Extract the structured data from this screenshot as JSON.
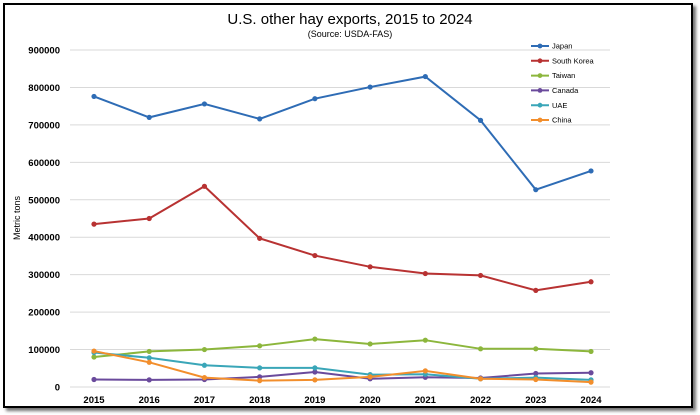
{
  "chart_data": {
    "type": "line",
    "title": "U.S. other hay exports, 2015 to 2024",
    "subtitle": "(Source: USDA-FAS)",
    "ylabel": "Metric tons",
    "xlabel": "",
    "x": [
      "2015",
      "2016",
      "2017",
      "2018",
      "2019",
      "2020",
      "2021",
      "2022",
      "2023",
      "2024"
    ],
    "ylim": [
      0,
      900000
    ],
    "yticks": [
      "0",
      "100000",
      "200000",
      "300000",
      "400000",
      "500000",
      "600000",
      "700000",
      "800000",
      "900000"
    ],
    "grid": true,
    "legend": "top-right",
    "series": [
      {
        "name": "Japan",
        "color": "#2e6cb5",
        "values": [
          776000,
          720000,
          756000,
          716000,
          770000,
          801000,
          829000,
          712000,
          527000,
          577000
        ]
      },
      {
        "name": "South Korea",
        "color": "#b83232",
        "values": [
          435000,
          450000,
          536000,
          397000,
          351000,
          321000,
          303000,
          298000,
          258000,
          281000
        ]
      },
      {
        "name": "Taiwan",
        "color": "#8cb63c",
        "values": [
          80000,
          95000,
          100000,
          110000,
          128000,
          115000,
          125000,
          102000,
          102000,
          95000
        ]
      },
      {
        "name": "Canada",
        "color": "#6a4a9c",
        "values": [
          20000,
          19000,
          20000,
          27000,
          40000,
          22000,
          26000,
          24000,
          36000,
          38000
        ]
      },
      {
        "name": "UAE",
        "color": "#3aa6b8",
        "values": [
          92000,
          78000,
          58000,
          51000,
          51000,
          33000,
          34000,
          22000,
          25000,
          19000
        ]
      },
      {
        "name": "China",
        "color": "#f28e2c",
        "values": [
          96000,
          66000,
          25000,
          17000,
          19000,
          27000,
          43000,
          22000,
          20000,
          13000
        ]
      }
    ]
  }
}
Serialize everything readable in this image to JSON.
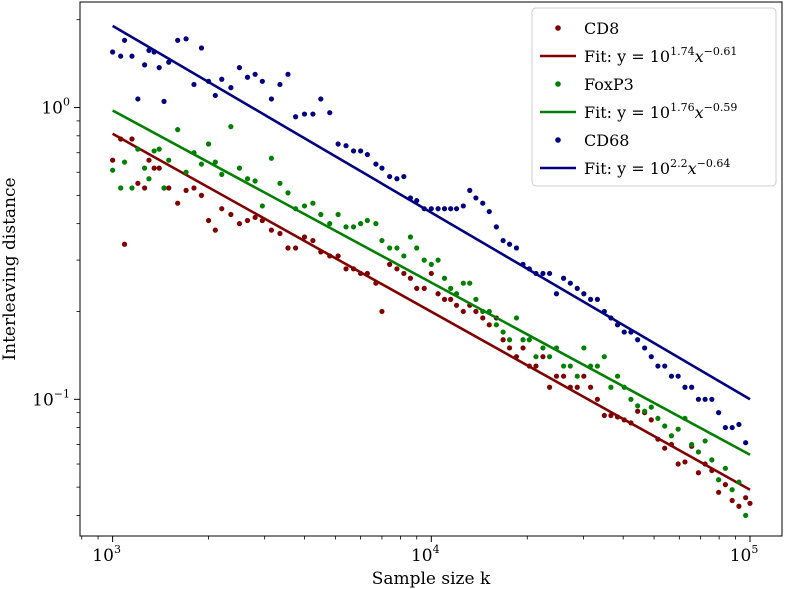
{
  "chart_data": {
    "type": "scatter",
    "xlabel": "Sample size k",
    "ylabel": "Interleaving distance",
    "x_scale": "log",
    "y_scale": "log",
    "xlim": [
      790,
      126000
    ],
    "ylim": [
      0.034,
      2.3
    ],
    "x_ticks": [
      {
        "value": 1000,
        "base": "10",
        "exp": "3"
      },
      {
        "value": 10000,
        "base": "10",
        "exp": "4"
      },
      {
        "value": 100000,
        "base": "10",
        "exp": "5"
      }
    ],
    "y_ticks": [
      {
        "value": 0.1,
        "base": "10",
        "exp": "−1"
      },
      {
        "value": 1,
        "base": "10",
        "exp": "0"
      }
    ],
    "legend_position": "top-right",
    "grid": false,
    "fit_range": [
      1000,
      100000
    ],
    "series": [
      {
        "name": "CD8",
        "color": "#800000",
        "fit_label_prefix": "Fit: y = 10",
        "fit_intercept_exp": "1.74",
        "fit_x_label": "x",
        "fit_slope_exp": "−0.61",
        "fit_intercept": 1.74,
        "fit_slope": -0.61,
        "points": [
          [
            1000,
            0.66
          ],
          [
            1060,
            0.78
          ],
          [
            1090,
            0.34
          ],
          [
            1150,
            0.78
          ],
          [
            1200,
            0.55
          ],
          [
            1260,
            0.53
          ],
          [
            1300,
            0.66
          ],
          [
            1350,
            0.62
          ],
          [
            1400,
            0.62
          ],
          [
            1450,
            0.53
          ],
          [
            1500,
            0.53
          ],
          [
            1600,
            0.47
          ],
          [
            1700,
            0.52
          ],
          [
            1800,
            0.53
          ],
          [
            1900,
            0.5
          ],
          [
            2000,
            0.41
          ],
          [
            2100,
            0.38
          ],
          [
            2200,
            0.45
          ],
          [
            2350,
            0.43
          ],
          [
            2500,
            0.4
          ],
          [
            2650,
            0.41
          ],
          [
            2800,
            0.42
          ],
          [
            2950,
            0.41
          ],
          [
            3150,
            0.38
          ],
          [
            3350,
            0.37
          ],
          [
            3550,
            0.33
          ],
          [
            3750,
            0.33
          ],
          [
            4000,
            0.36
          ],
          [
            4250,
            0.35
          ],
          [
            4500,
            0.32
          ],
          [
            4800,
            0.31
          ],
          [
            5100,
            0.31
          ],
          [
            5400,
            0.28
          ],
          [
            5700,
            0.28
          ],
          [
            6000,
            0.27
          ],
          [
            6300,
            0.27
          ],
          [
            6700,
            0.25
          ],
          [
            7000,
            0.2
          ],
          [
            7400,
            0.29
          ],
          [
            7800,
            0.28
          ],
          [
            8200,
            0.27
          ],
          [
            8600,
            0.26
          ],
          [
            9000,
            0.24
          ],
          [
            9500,
            0.24
          ],
          [
            10000,
            0.27
          ],
          [
            10500,
            0.23
          ],
          [
            11000,
            0.22
          ],
          [
            11500,
            0.22
          ],
          [
            12000,
            0.21
          ],
          [
            12600,
            0.2
          ],
          [
            13200,
            0.21
          ],
          [
            13800,
            0.2
          ],
          [
            14500,
            0.19
          ],
          [
            15200,
            0.18
          ],
          [
            16000,
            0.19
          ],
          [
            16800,
            0.16
          ],
          [
            17600,
            0.15
          ],
          [
            18500,
            0.14
          ],
          [
            19400,
            0.15
          ],
          [
            20300,
            0.13
          ],
          [
            21300,
            0.13
          ],
          [
            22400,
            0.14
          ],
          [
            23500,
            0.11
          ],
          [
            24700,
            0.12
          ],
          [
            26000,
            0.12
          ],
          [
            27300,
            0.11
          ],
          [
            28700,
            0.11
          ],
          [
            30100,
            0.12
          ],
          [
            31600,
            0.11
          ],
          [
            33200,
            0.1
          ],
          [
            34900,
            0.088
          ],
          [
            36600,
            0.088
          ],
          [
            38400,
            0.087
          ],
          [
            40300,
            0.085
          ],
          [
            42300,
            0.083
          ],
          [
            44400,
            0.091
          ],
          [
            46700,
            0.09
          ],
          [
            49000,
            0.085
          ],
          [
            51400,
            0.073
          ],
          [
            54000,
            0.068
          ],
          [
            56700,
            0.07
          ],
          [
            59500,
            0.06
          ],
          [
            62500,
            0.061
          ],
          [
            65600,
            0.069
          ],
          [
            68900,
            0.056
          ],
          [
            72300,
            0.06
          ],
          [
            75900,
            0.057
          ],
          [
            79700,
            0.048
          ],
          [
            83700,
            0.051
          ],
          [
            87900,
            0.045
          ],
          [
            92300,
            0.043
          ],
          [
            96900,
            0.046
          ],
          [
            100000,
            0.044
          ]
        ]
      },
      {
        "name": "FoxP3",
        "color": "#008000",
        "fit_label_prefix": "Fit: y = 10",
        "fit_intercept_exp": "1.76",
        "fit_x_label": "x",
        "fit_slope_exp": "−0.59",
        "fit_intercept": 1.76,
        "fit_slope": -0.59,
        "points": [
          [
            1000,
            0.61
          ],
          [
            1060,
            0.53
          ],
          [
            1090,
            0.65
          ],
          [
            1150,
            0.53
          ],
          [
            1200,
            0.72
          ],
          [
            1260,
            0.62
          ],
          [
            1300,
            0.57
          ],
          [
            1350,
            0.71
          ],
          [
            1400,
            0.72
          ],
          [
            1450,
            0.53
          ],
          [
            1500,
            0.66
          ],
          [
            1600,
            0.84
          ],
          [
            1700,
            0.6
          ],
          [
            1800,
            0.7
          ],
          [
            1900,
            0.64
          ],
          [
            2000,
            0.75
          ],
          [
            2100,
            0.65
          ],
          [
            2200,
            0.59
          ],
          [
            2350,
            0.86
          ],
          [
            2500,
            0.62
          ],
          [
            2650,
            0.57
          ],
          [
            2800,
            0.56
          ],
          [
            2950,
            0.46
          ],
          [
            3150,
            0.67
          ],
          [
            3350,
            0.55
          ],
          [
            3550,
            0.51
          ],
          [
            3750,
            0.45
          ],
          [
            4000,
            0.46
          ],
          [
            4250,
            0.47
          ],
          [
            4500,
            0.43
          ],
          [
            4800,
            0.4
          ],
          [
            5100,
            0.43
          ],
          [
            5400,
            0.39
          ],
          [
            5700,
            0.39
          ],
          [
            6000,
            0.4
          ],
          [
            6300,
            0.41
          ],
          [
            6700,
            0.4
          ],
          [
            7000,
            0.35
          ],
          [
            7400,
            0.33
          ],
          [
            7800,
            0.33
          ],
          [
            8200,
            0.31
          ],
          [
            8600,
            0.36
          ],
          [
            9000,
            0.33
          ],
          [
            9500,
            0.3
          ],
          [
            10000,
            0.29
          ],
          [
            10500,
            0.3
          ],
          [
            11000,
            0.26
          ],
          [
            11500,
            0.24
          ],
          [
            12000,
            0.23
          ],
          [
            12600,
            0.25
          ],
          [
            13200,
            0.25
          ],
          [
            13800,
            0.22
          ],
          [
            14500,
            0.2
          ],
          [
            15200,
            0.2
          ],
          [
            16000,
            0.18
          ],
          [
            16800,
            0.17
          ],
          [
            17600,
            0.16
          ],
          [
            18500,
            0.19
          ],
          [
            19400,
            0.16
          ],
          [
            20300,
            0.16
          ],
          [
            21300,
            0.14
          ],
          [
            22400,
            0.15
          ],
          [
            23500,
            0.14
          ],
          [
            24700,
            0.15
          ],
          [
            26000,
            0.13
          ],
          [
            27300,
            0.13
          ],
          [
            28700,
            0.12
          ],
          [
            30100,
            0.15
          ],
          [
            31600,
            0.13
          ],
          [
            33200,
            0.13
          ],
          [
            34900,
            0.14
          ],
          [
            36600,
            0.11
          ],
          [
            38400,
            0.12
          ],
          [
            40300,
            0.11
          ],
          [
            42300,
            0.1
          ],
          [
            44400,
            0.095
          ],
          [
            46700,
            0.091
          ],
          [
            49000,
            0.094
          ],
          [
            51400,
            0.086
          ],
          [
            54000,
            0.081
          ],
          [
            56700,
            0.075
          ],
          [
            59500,
            0.079
          ],
          [
            62500,
            0.086
          ],
          [
            65600,
            0.07
          ],
          [
            68900,
            0.066
          ],
          [
            72300,
            0.072
          ],
          [
            75900,
            0.062
          ],
          [
            79700,
            0.053
          ],
          [
            83700,
            0.058
          ],
          [
            87900,
            0.049
          ],
          [
            92300,
            0.052
          ],
          [
            96900,
            0.04
          ]
        ]
      },
      {
        "name": "CD68",
        "color": "#000080",
        "fit_label_prefix": "Fit: y = 10",
        "fit_intercept_exp": "2.2",
        "fit_x_label": "x",
        "fit_slope_exp": "−0.64",
        "fit_intercept": 2.2,
        "fit_slope": -0.64,
        "points": [
          [
            1000,
            1.55
          ],
          [
            1060,
            1.5
          ],
          [
            1090,
            1.7
          ],
          [
            1150,
            1.5
          ],
          [
            1200,
            1.07
          ],
          [
            1260,
            1.4
          ],
          [
            1300,
            1.57
          ],
          [
            1350,
            1.55
          ],
          [
            1400,
            1.37
          ],
          [
            1450,
            1.05
          ],
          [
            1500,
            1.43
          ],
          [
            1600,
            1.7
          ],
          [
            1700,
            1.72
          ],
          [
            1800,
            1.2
          ],
          [
            1900,
            1.6
          ],
          [
            2000,
            1.23
          ],
          [
            2100,
            1.1
          ],
          [
            2200,
            1.25
          ],
          [
            2350,
            1.17
          ],
          [
            2500,
            1.37
          ],
          [
            2650,
            1.27
          ],
          [
            2800,
            1.3
          ],
          [
            2950,
            1.23
          ],
          [
            3150,
            1.07
          ],
          [
            3350,
            1.2
          ],
          [
            3550,
            1.3
          ],
          [
            3750,
            0.93
          ],
          [
            4000,
            0.95
          ],
          [
            4250,
            0.95
          ],
          [
            4500,
            1.07
          ],
          [
            4800,
            0.96
          ],
          [
            5100,
            0.75
          ],
          [
            5400,
            0.74
          ],
          [
            5700,
            0.71
          ],
          [
            6000,
            0.71
          ],
          [
            6300,
            0.69
          ],
          [
            6700,
            0.64
          ],
          [
            7000,
            0.62
          ],
          [
            7400,
            0.58
          ],
          [
            7800,
            0.57
          ],
          [
            8200,
            0.58
          ],
          [
            8600,
            0.49
          ],
          [
            9000,
            0.48
          ],
          [
            9500,
            0.45
          ],
          [
            10000,
            0.45
          ],
          [
            10500,
            0.45
          ],
          [
            11000,
            0.45
          ],
          [
            11500,
            0.45
          ],
          [
            12000,
            0.45
          ],
          [
            12600,
            0.46
          ],
          [
            13200,
            0.52
          ],
          [
            13800,
            0.49
          ],
          [
            14500,
            0.47
          ],
          [
            15200,
            0.44
          ],
          [
            16000,
            0.39
          ],
          [
            16800,
            0.35
          ],
          [
            17600,
            0.34
          ],
          [
            18500,
            0.33
          ],
          [
            19400,
            0.29
          ],
          [
            20300,
            0.28
          ],
          [
            21300,
            0.27
          ],
          [
            22400,
            0.27
          ],
          [
            23500,
            0.27
          ],
          [
            24700,
            0.23
          ],
          [
            26000,
            0.26
          ],
          [
            27300,
            0.25
          ],
          [
            28700,
            0.24
          ],
          [
            30100,
            0.23
          ],
          [
            31600,
            0.22
          ],
          [
            33200,
            0.22
          ],
          [
            34900,
            0.2
          ],
          [
            36600,
            0.19
          ],
          [
            38400,
            0.18
          ],
          [
            40300,
            0.17
          ],
          [
            42300,
            0.17
          ],
          [
            44400,
            0.16
          ],
          [
            46700,
            0.15
          ],
          [
            49000,
            0.14
          ],
          [
            51400,
            0.13
          ],
          [
            54000,
            0.13
          ],
          [
            56700,
            0.12
          ],
          [
            59500,
            0.12
          ],
          [
            62500,
            0.11
          ],
          [
            65600,
            0.11
          ],
          [
            68900,
            0.1
          ],
          [
            72300,
            0.1
          ],
          [
            75900,
            0.1
          ],
          [
            79700,
            0.09
          ],
          [
            83700,
            0.08
          ],
          [
            87900,
            0.08
          ],
          [
            92300,
            0.082
          ],
          [
            96900,
            0.071
          ]
        ]
      }
    ]
  }
}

## Task description
Copy each line above that contains the word "this".

## Exercise response
Extract the structured data from this screenshot as JSON.
Serialize everything readable in this image to JSON.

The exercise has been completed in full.